Output every line of the material exactly, omitting images.
[Start of Source records]
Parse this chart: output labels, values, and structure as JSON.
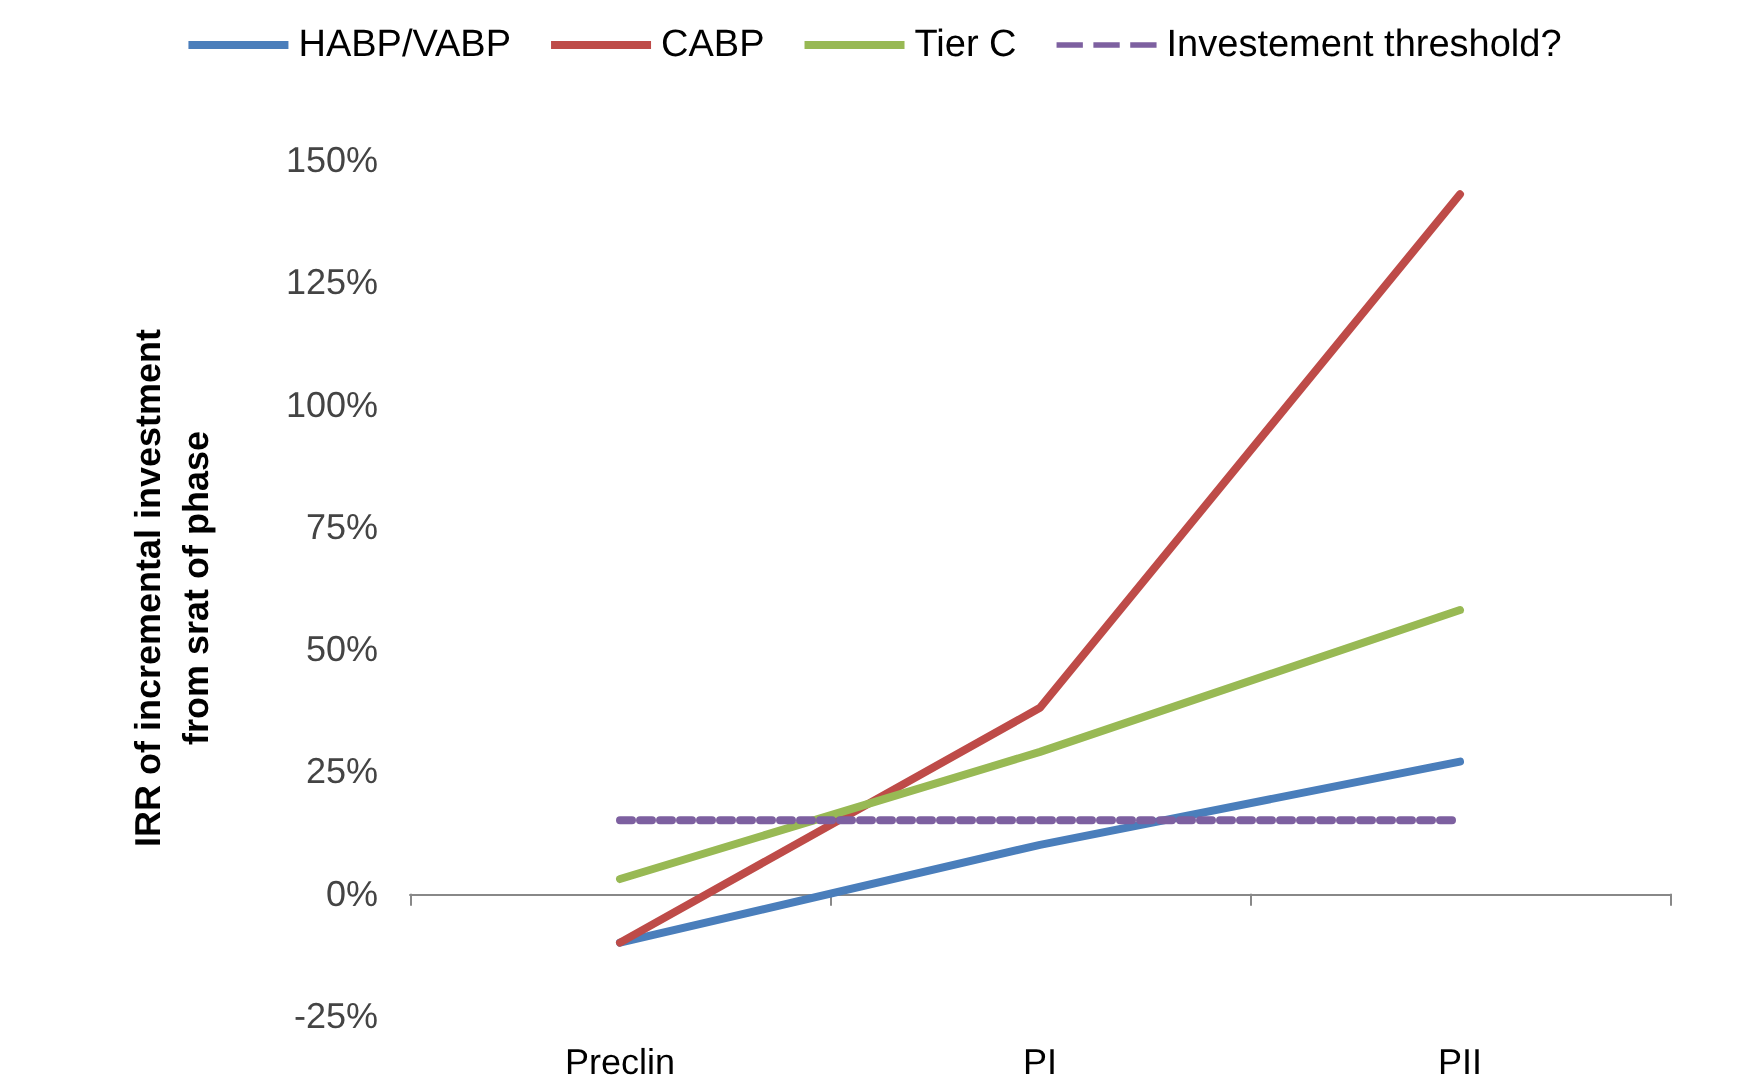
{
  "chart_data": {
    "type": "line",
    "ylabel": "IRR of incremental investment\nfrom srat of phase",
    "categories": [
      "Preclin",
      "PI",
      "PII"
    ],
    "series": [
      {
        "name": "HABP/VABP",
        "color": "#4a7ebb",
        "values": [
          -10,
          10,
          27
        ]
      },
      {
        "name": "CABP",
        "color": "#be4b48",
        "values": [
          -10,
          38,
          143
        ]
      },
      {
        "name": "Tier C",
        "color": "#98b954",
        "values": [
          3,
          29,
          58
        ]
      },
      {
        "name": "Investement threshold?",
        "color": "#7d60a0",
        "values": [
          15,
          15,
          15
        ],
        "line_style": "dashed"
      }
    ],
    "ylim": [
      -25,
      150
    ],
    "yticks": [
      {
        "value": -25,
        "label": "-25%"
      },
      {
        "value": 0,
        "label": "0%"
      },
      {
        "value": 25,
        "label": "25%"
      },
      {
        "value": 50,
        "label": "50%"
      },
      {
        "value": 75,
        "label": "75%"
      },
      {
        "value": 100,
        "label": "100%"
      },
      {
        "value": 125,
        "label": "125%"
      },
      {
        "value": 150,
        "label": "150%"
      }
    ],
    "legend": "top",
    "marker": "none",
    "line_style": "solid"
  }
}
[End of Source records]
**Solution for this problem:**
Parse this chart: output labels, values, and structure as JSON.
{
  "chart_data": {
    "type": "line",
    "ylabel": "IRR of incremental investment\nfrom srat of phase",
    "categories": [
      "Preclin",
      "PI",
      "PII"
    ],
    "series": [
      {
        "name": "HABP/VABP",
        "color": "#4a7ebb",
        "values": [
          -10,
          10,
          27
        ]
      },
      {
        "name": "CABP",
        "color": "#be4b48",
        "values": [
          -10,
          38,
          143
        ]
      },
      {
        "name": "Tier C",
        "color": "#98b954",
        "values": [
          3,
          29,
          58
        ]
      },
      {
        "name": "Investement threshold?",
        "color": "#7d60a0",
        "values": [
          15,
          15,
          15
        ],
        "line_style": "dashed"
      }
    ],
    "ylim": [
      -25,
      150
    ],
    "yticks": [
      {
        "value": -25,
        "label": "-25%"
      },
      {
        "value": 0,
        "label": "0%"
      },
      {
        "value": 25,
        "label": "25%"
      },
      {
        "value": 50,
        "label": "50%"
      },
      {
        "value": 75,
        "label": "75%"
      },
      {
        "value": 100,
        "label": "100%"
      },
      {
        "value": 125,
        "label": "125%"
      },
      {
        "value": 150,
        "label": "150%"
      }
    ],
    "legend": "top",
    "marker": "none",
    "line_style": "solid"
  }
}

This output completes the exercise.